◆ EXERCISE BRIEF
Go through the entries one line at a time, and gather every line that has the word "admin".

++++ RECORDS SHOWN

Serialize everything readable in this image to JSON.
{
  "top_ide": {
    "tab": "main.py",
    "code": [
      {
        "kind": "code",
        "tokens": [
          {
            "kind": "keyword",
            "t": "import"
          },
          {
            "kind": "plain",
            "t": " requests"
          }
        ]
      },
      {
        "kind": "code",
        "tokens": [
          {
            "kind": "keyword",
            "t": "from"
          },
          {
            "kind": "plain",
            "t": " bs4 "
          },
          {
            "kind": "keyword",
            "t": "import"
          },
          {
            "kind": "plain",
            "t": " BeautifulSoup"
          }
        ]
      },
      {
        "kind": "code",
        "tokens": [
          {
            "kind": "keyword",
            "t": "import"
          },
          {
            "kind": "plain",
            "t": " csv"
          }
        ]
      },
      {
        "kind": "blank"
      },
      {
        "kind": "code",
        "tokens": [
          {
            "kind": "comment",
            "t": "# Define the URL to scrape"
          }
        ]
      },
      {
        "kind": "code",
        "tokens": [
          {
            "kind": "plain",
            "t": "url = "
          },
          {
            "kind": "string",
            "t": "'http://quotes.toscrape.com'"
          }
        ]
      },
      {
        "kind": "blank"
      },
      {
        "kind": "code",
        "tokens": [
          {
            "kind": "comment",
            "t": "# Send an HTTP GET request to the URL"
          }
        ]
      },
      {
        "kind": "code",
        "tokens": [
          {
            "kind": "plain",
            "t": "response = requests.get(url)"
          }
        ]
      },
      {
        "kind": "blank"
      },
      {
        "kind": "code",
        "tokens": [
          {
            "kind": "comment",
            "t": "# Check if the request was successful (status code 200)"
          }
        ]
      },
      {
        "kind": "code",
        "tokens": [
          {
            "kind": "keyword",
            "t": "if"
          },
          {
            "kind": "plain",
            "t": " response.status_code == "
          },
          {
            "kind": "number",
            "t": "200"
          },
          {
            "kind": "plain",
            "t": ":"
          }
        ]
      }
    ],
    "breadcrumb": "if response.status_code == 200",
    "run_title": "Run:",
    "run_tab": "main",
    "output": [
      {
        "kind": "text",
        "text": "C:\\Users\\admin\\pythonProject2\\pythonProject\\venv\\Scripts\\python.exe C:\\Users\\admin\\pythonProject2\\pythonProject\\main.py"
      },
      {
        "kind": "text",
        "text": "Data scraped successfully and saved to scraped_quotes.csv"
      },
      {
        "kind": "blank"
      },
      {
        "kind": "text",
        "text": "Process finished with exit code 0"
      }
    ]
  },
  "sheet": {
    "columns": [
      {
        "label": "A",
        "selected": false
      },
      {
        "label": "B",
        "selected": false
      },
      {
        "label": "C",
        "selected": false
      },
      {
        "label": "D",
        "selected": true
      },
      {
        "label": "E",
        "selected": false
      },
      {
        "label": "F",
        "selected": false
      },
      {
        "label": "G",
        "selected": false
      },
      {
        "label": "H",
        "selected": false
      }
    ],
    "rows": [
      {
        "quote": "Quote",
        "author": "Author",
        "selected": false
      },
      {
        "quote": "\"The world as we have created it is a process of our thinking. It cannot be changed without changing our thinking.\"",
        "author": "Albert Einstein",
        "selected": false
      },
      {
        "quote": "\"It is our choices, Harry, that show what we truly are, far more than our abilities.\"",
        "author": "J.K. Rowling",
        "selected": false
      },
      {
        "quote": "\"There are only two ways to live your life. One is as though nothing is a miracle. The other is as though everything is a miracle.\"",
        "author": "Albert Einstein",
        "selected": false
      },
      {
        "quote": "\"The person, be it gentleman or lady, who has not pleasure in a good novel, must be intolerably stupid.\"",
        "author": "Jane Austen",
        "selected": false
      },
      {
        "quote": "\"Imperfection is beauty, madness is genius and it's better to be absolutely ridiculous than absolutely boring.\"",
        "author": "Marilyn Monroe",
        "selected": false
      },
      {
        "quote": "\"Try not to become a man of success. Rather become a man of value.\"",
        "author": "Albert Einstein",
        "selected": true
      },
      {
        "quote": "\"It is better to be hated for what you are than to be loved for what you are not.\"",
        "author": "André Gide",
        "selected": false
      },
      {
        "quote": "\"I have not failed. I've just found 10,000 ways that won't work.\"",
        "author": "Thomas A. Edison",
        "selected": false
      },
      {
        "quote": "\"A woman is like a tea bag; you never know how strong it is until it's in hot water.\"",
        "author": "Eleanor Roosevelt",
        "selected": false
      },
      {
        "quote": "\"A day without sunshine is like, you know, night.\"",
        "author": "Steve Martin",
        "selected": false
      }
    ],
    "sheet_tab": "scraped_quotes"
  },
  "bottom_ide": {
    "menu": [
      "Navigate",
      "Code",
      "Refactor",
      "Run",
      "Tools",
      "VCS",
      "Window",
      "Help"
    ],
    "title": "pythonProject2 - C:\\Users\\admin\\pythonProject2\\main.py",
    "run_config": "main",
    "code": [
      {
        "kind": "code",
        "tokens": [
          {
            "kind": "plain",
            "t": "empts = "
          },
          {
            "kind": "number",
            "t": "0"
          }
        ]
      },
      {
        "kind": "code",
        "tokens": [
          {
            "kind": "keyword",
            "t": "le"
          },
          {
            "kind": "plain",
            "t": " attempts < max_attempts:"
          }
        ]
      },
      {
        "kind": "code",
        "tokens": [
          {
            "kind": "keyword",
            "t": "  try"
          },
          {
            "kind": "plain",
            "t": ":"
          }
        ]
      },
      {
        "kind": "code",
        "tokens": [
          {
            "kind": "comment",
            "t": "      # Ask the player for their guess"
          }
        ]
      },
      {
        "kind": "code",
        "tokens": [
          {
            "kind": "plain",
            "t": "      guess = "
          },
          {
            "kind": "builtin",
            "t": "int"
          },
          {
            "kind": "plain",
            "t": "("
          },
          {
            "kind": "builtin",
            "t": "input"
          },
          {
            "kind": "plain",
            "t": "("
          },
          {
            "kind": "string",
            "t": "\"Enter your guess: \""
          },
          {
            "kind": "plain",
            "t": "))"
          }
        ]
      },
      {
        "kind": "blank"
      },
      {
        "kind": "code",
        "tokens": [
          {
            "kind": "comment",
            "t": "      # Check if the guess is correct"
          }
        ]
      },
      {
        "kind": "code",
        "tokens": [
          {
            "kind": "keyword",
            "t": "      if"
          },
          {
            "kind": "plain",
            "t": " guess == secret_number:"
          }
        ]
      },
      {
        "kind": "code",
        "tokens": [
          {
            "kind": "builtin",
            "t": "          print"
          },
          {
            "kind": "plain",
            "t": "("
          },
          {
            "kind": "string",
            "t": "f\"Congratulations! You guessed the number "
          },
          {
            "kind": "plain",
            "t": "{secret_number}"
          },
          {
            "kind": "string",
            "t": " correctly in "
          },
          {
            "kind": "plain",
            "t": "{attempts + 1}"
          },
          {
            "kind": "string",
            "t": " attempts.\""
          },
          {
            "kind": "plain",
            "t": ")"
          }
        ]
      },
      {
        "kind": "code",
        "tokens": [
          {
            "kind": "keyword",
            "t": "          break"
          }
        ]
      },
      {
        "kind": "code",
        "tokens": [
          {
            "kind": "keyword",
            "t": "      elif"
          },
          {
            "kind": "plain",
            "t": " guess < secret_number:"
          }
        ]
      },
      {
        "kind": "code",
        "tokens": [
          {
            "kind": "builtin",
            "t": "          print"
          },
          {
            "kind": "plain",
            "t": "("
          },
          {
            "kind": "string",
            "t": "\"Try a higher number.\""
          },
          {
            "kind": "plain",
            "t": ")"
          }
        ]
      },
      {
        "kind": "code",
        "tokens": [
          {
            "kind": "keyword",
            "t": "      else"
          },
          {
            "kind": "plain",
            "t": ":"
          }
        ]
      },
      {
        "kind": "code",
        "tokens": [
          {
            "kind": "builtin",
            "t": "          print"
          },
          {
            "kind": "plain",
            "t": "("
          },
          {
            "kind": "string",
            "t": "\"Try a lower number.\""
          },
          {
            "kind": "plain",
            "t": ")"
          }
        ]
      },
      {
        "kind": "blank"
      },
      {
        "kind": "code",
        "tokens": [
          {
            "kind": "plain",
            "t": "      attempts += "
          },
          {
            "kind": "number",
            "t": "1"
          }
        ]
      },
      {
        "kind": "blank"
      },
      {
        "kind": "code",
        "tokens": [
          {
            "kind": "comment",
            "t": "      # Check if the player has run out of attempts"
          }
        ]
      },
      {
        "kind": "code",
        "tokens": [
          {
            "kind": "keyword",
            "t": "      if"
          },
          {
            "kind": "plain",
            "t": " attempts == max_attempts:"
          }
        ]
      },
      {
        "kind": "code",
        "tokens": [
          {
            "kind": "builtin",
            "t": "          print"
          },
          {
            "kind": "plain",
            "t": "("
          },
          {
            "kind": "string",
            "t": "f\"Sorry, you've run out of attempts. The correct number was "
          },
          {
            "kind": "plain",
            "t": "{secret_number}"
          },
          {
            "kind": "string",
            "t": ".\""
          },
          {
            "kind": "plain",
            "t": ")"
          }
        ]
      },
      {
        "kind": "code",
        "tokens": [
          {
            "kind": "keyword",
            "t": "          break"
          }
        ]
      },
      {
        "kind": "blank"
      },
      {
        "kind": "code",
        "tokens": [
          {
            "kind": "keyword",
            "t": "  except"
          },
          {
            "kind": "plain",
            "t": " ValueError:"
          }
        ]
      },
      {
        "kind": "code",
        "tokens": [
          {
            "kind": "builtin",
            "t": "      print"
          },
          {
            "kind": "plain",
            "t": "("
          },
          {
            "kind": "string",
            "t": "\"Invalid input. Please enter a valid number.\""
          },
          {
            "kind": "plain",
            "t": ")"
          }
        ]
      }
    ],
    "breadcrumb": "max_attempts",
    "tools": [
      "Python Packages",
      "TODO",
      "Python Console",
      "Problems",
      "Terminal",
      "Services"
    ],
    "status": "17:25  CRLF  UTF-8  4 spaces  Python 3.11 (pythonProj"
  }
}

++++++++

◆ THE SOLUTION
        "text": "C:\\Users\\admin\\pythonProject2\\pythonProject\\venv\\Scripts\\python.exe C:\\Users\\admin\\pythonProject2\\pythonProject\\main.py"
    "title": "pythonProject2 - C:\\Users\\admin\\pythonProject2\\main.py",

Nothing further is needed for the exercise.